┏━━

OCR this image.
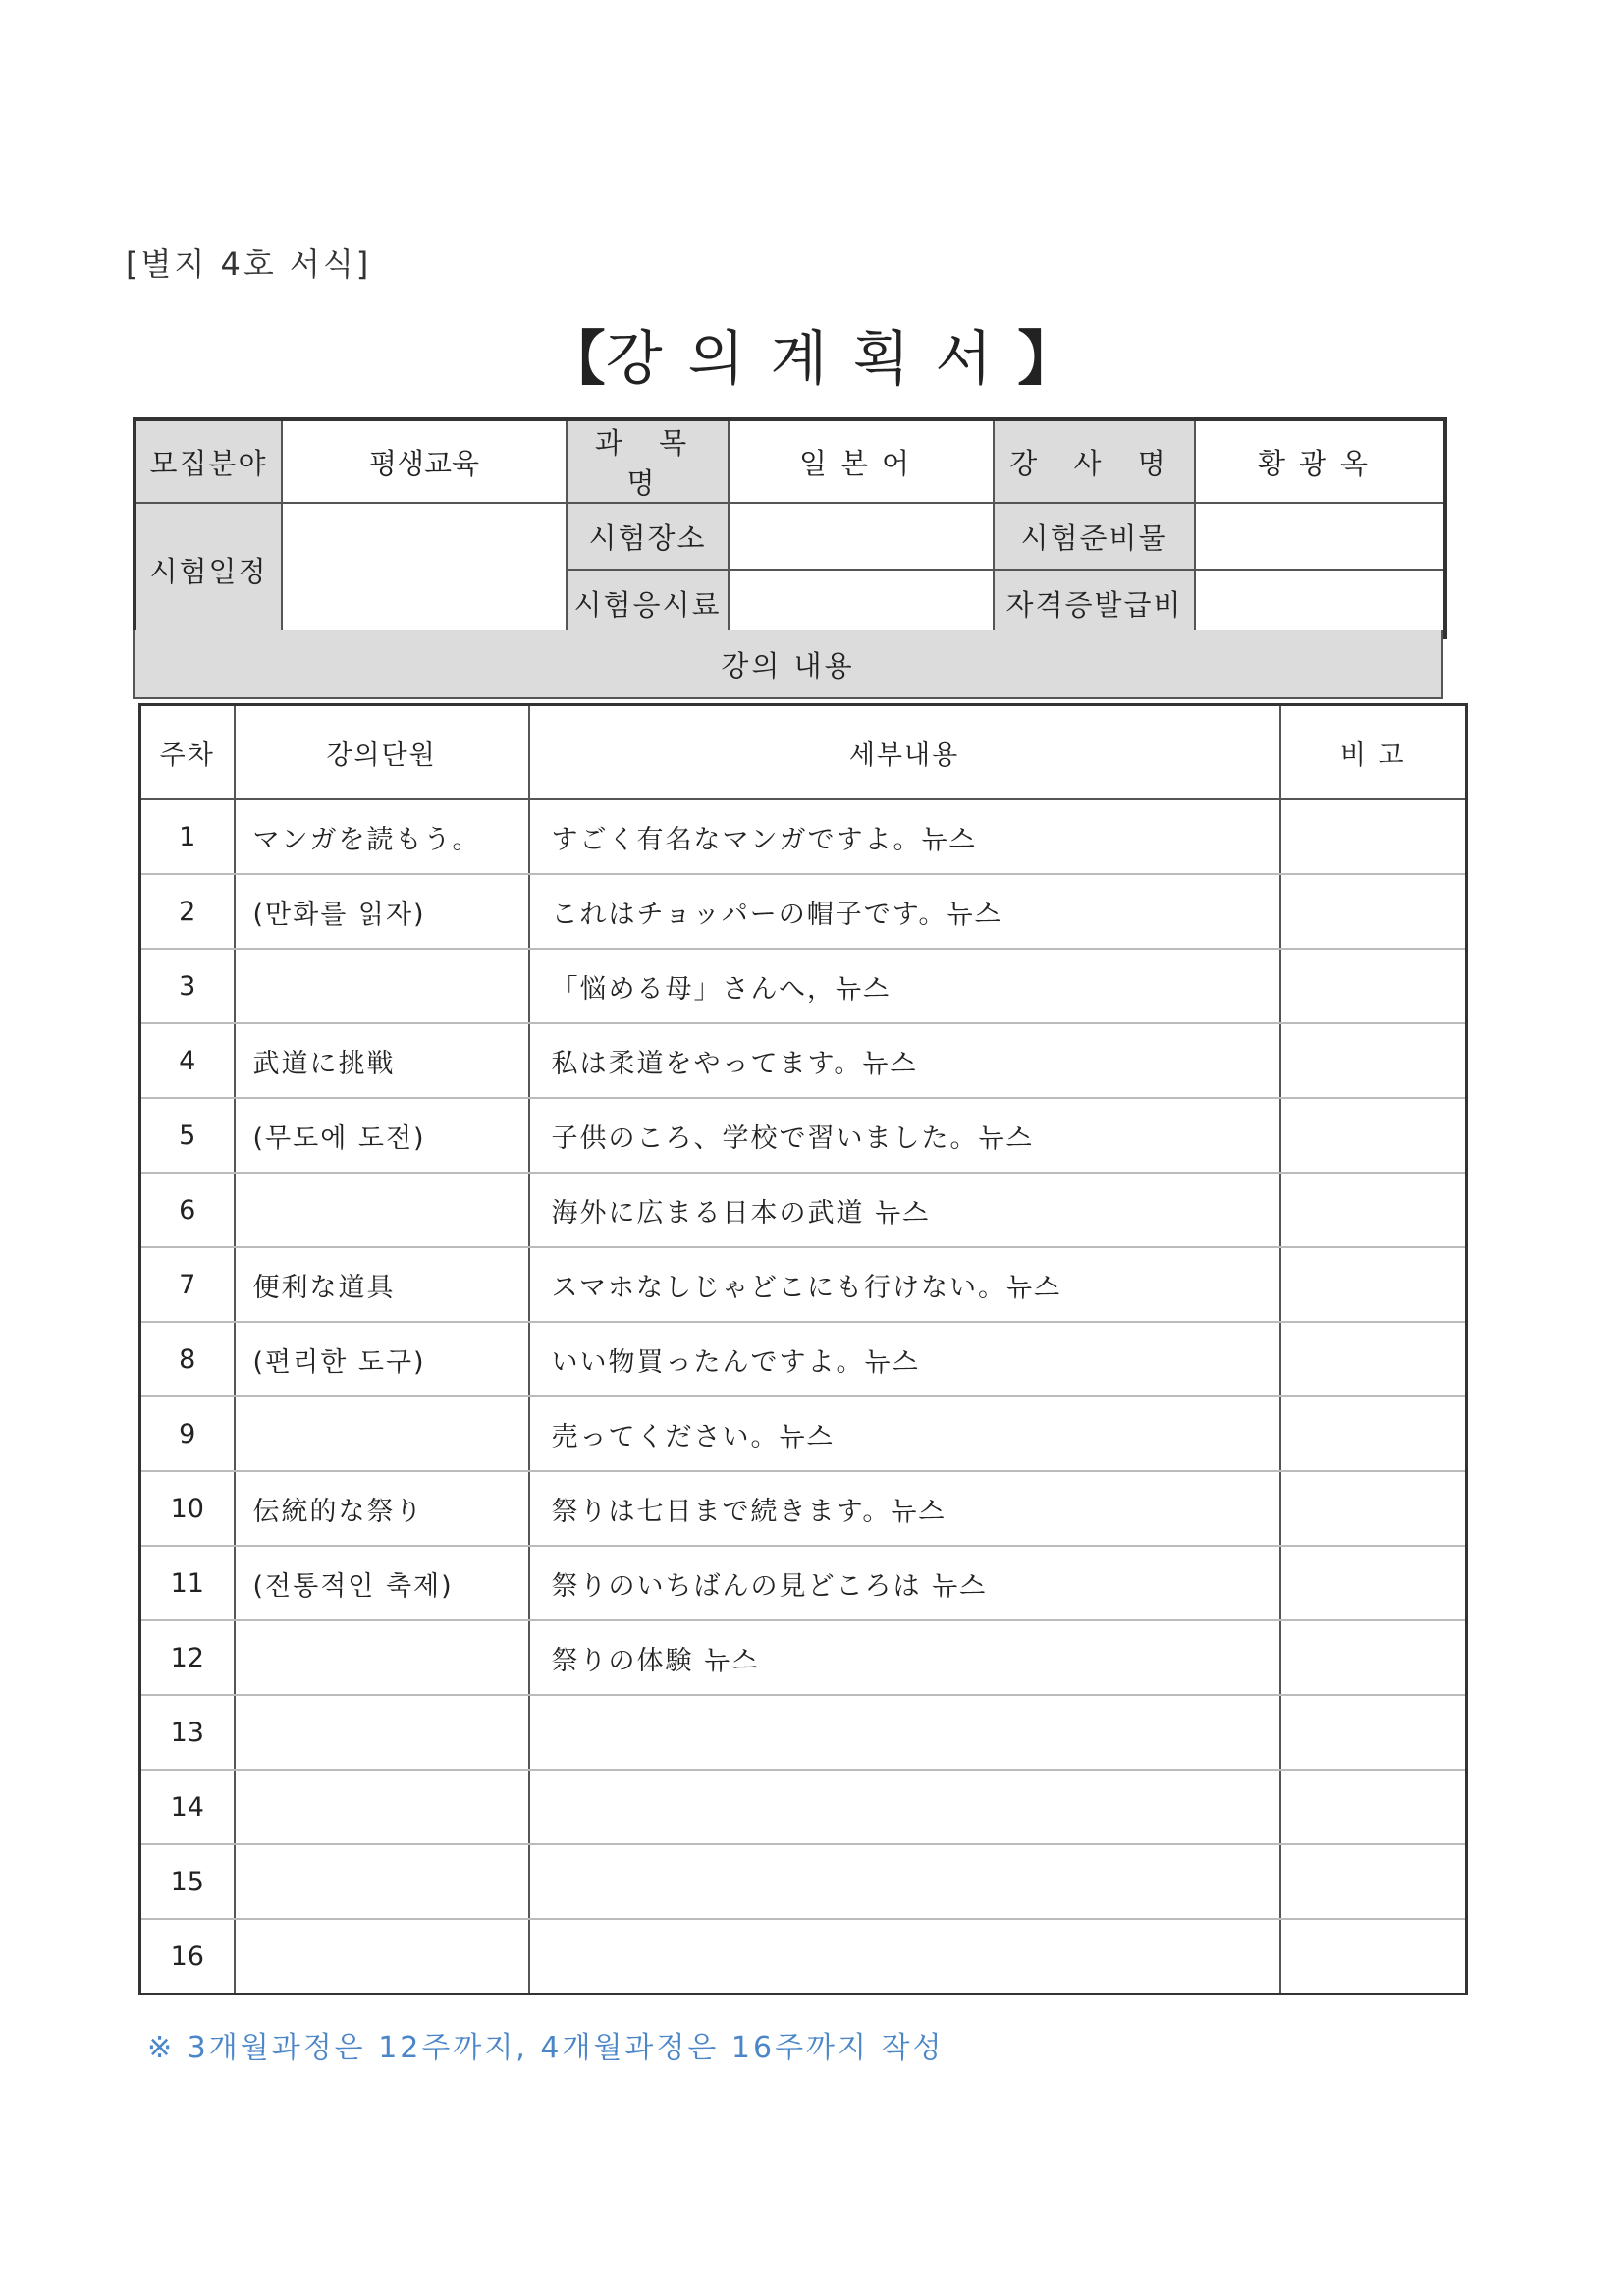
[별지 4호 서식]
【강의계획서】
모집분야	평생교육	과 목 명	일본어	강 사 명	황광옥
시험일정		시험장소		시험준비물	
		시험응시료		자격증발급비	
강의 내용
주차	강의단원	세부내용	비 고
1	マンガを読もう。	すごく有名なマンガですよ。뉴스	
2	(만화를 읽자)	これはチョッパーの帽子です。뉴스	
3		「悩める母」さんへ，뉴스	
4	武道に挑戦	私は柔道をやってます。뉴스	
5	(무도에 도전)	子供のころ、学校で習いました。뉴스	
6		海外に広まる日本の武道 뉴스	
7	便利な道具	スマホなしじゃどこにも行けない。뉴스	
8	(편리한 도구)	いい物買ったんですよ。뉴스	
9		売ってください。뉴스	
10	伝統的な祭り	祭りは七日まで続きます。뉴스	
11	(전통적인 축제)	祭りのいちばんの見どころは 뉴스	
12		祭りの体験 뉴스	
13			
14			
15			
16			
※ 3개월과정은 12주까지, 4개월과정은 16주까지 작성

┗━━

▶ [PROBLEM REQUIREMENTS] Copy the records exactly. Skip the pictures.

▶ [RESPONSE TO THIS TASK]
OCR this image.
[별지 4호 서식]
【강의계획서】
모집분야	평생교육	과 목 명	일본어	강 사 명	황광옥
시험일정		시험장소		시험준비물	
		시험응시료		자격증발급비	
강의 내용
주차	강의단원	세부내용	비 고
1	マンガを読もう。	すごく有名なマンガですよ。뉴스	
2	(만화를 읽자)	これはチョッパーの帽子です。뉴스	
3		「悩める母」さんへ，뉴스	
4	武道に挑戦	私は柔道をやってます。뉴스	
5	(무도에 도전)	子供のころ、学校で習いました。뉴스	
6		海外に広まる日本の武道 뉴스	
7	便利な道具	スマホなしじゃどこにも行けない。뉴스	
8	(편리한 도구)	いい物買ったんですよ。뉴스	
9		売ってください。뉴스	
10	伝統的な祭り	祭りは七日まで続きます。뉴스	
11	(전통적인 축제)	祭りのいちばんの見どころは 뉴스	
12		祭りの体験 뉴스	
13			
14			
15			
16			
※ 3개월과정은 12주까지, 4개월과정은 16주까지 작성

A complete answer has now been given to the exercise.